Transcribe the data that follows precisely, omitting nothing.

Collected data
□ □ □ □

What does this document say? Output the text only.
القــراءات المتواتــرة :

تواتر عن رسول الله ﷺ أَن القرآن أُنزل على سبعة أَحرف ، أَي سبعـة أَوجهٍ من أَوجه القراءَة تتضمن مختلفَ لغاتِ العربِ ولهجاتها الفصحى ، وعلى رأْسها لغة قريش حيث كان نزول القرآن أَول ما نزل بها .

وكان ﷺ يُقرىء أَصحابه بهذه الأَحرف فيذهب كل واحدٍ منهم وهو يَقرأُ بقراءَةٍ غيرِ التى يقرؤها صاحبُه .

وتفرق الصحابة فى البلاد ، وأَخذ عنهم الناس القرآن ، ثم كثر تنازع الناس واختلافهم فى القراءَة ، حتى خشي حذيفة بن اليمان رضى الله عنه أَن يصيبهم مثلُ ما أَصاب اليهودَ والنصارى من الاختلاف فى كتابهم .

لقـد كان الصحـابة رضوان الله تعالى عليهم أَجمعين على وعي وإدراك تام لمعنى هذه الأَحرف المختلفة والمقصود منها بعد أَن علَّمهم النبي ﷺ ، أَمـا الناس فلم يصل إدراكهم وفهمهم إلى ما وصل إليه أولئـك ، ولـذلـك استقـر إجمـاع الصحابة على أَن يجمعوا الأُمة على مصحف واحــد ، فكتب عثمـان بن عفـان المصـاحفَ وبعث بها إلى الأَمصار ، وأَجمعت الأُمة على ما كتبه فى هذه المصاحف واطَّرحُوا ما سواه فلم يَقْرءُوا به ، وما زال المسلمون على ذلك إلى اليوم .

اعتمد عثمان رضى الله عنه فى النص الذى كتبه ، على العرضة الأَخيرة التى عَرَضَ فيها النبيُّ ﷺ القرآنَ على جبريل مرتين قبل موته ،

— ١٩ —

□ □ □ □

*Answer for this exercise*
What does this document say? Output the text only.
القــراءات المتواتــرة :

تواتر عن رسول الله ﷺ أَن القرآن أُنزل على سبعة أَحرف ، أَي سبعـة أَوجهٍ من أَوجه القراءَة تتضمن مختلفَ لغاتِ العربِ ولهجاتها الفصحى ، وعلى رأْسها لغة قريش حيث كان نزول القرآن أَول ما نزل بها .

وكان ﷺ يُقرىء أَصحابه بهذه الأَحرف فيذهب كل واحدٍ منهم وهو يَقرأُ بقراءَةٍ غيرِ التى يقرؤها صاحبُه .

وتفرق الصحابة فى البلاد ، وأَخذ عنهم الناس القرآن ، ثم كثر تنازع الناس واختلافهم فى القراءَة ، حتى خشي حذيفة بن اليمان رضى الله عنه أَن يصيبهم مثلُ ما أَصاب اليهودَ والنصارى من الاختلاف فى كتابهم .

لقـد كان الصحـابة رضوان الله تعالى عليهم أَجمعين على وعي وإدراك تام لمعنى هذه الأَحرف المختلفة والمقصود منها بعد أَن علَّمهم النبي ﷺ ، أَمـا الناس فلم يصل إدراكهم وفهمهم إلى ما وصل إليه أولئـك ، ولـذلـك استقـر إجمـاع الصحابة على أَن يجمعوا الأُمة على مصحف واحــد ، فكتب عثمـان بن عفـان المصـاحفَ وبعث بها إلى الأَمصار ، وأَجمعت الأُمة على ما كتبه فى هذه المصاحف واطَّرحُوا ما سواه فلم يَقْرءُوا به ، وما زال المسلمون على ذلك إلى اليوم .

اعتمد عثمان رضى الله عنه فى النص الذى كتبه ، على العرضة الأَخيرة التى عَرَضَ فيها النبيُّ ﷺ القرآنَ على جبريل مرتين قبل موته ،

— ١٩ —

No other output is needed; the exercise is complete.